● Request: Copy out the listing exactly.

A block of data
>> BEGIN

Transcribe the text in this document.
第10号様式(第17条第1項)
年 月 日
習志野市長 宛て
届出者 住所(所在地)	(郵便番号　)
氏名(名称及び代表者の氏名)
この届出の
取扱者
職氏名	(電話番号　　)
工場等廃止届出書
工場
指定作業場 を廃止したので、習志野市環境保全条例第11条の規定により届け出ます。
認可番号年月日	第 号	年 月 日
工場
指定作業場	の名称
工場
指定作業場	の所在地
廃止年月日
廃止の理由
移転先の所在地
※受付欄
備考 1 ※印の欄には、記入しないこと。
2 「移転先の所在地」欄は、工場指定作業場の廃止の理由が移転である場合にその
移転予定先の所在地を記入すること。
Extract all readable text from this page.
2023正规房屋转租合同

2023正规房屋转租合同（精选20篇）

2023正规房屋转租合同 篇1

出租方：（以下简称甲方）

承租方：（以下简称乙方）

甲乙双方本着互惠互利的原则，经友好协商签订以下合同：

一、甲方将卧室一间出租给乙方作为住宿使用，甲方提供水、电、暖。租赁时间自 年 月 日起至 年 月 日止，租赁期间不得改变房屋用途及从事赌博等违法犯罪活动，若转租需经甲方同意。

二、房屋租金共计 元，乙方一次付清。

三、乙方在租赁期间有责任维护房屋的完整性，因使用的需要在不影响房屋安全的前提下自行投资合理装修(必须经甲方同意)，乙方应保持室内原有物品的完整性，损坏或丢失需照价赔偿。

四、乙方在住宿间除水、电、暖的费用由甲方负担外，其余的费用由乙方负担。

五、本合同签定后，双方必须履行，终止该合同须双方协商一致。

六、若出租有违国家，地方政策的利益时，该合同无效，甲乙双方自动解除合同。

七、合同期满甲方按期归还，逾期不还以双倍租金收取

>> END

● Exercise answer:
Transcribe the text in this document.
第10号様式(第17条第1項)
年 月 日
習志野市長 宛て
届出者 住所(所在地)	(郵便番号　)
氏名(名称及び代表者の氏名)
この届出の
取扱者
職氏名	(電話番号　　)
工場等廃止届出書
工場
指定作業場 を廃止したので、習志野市環境保全条例第11条の規定により届け出ます。
認可番号年月日	第 号	年 月 日
工場
指定作業場	の名称
工場
指定作業場	の所在地
廃止年月日
廃止の理由
移転先の所在地
※受付欄
備考 1 ※印の欄には、記入しないこと。
2 「移転先の所在地」欄は、工場指定作業場の廃止の理由が移転である場合にその
移転予定先の所在地を記入すること。
Extract all readable text from this page.
2023正规房屋转租合同

2023正规房屋转租合同（精选20篇）

2023正规房屋转租合同 篇1

出租方：（以下简称甲方）

承租方：（以下简称乙方）

甲乙双方本着互惠互利的原则，经友好协商签订以下合同：

一、甲方将卧室一间出租给乙方作为住宿使用，甲方提供水、电、暖。租赁时间自 年 月 日起至 年 月 日止，租赁期间不得改变房屋用途及从事赌博等违法犯罪活动，若转租需经甲方同意。

二、房屋租金共计 元，乙方一次付清。

三、乙方在租赁期间有责任维护房屋的完整性，因使用的需要在不影响房屋安全的前提下自行投资合理装修(必须经甲方同意)，乙方应保持室内原有物品的完整性，损坏或丢失需照价赔偿。

四、乙方在住宿间除水、电、暖的费用由甲方负担外，其余的费用由乙方负担。

五、本合同签定后，双方必须履行，终止该合同须双方协商一致。

六、若出租有违国家，地方政策的利益时，该合同无效，甲乙双方自动解除合同。

七、合同期满甲方按期归还，逾期不还以双倍租金收取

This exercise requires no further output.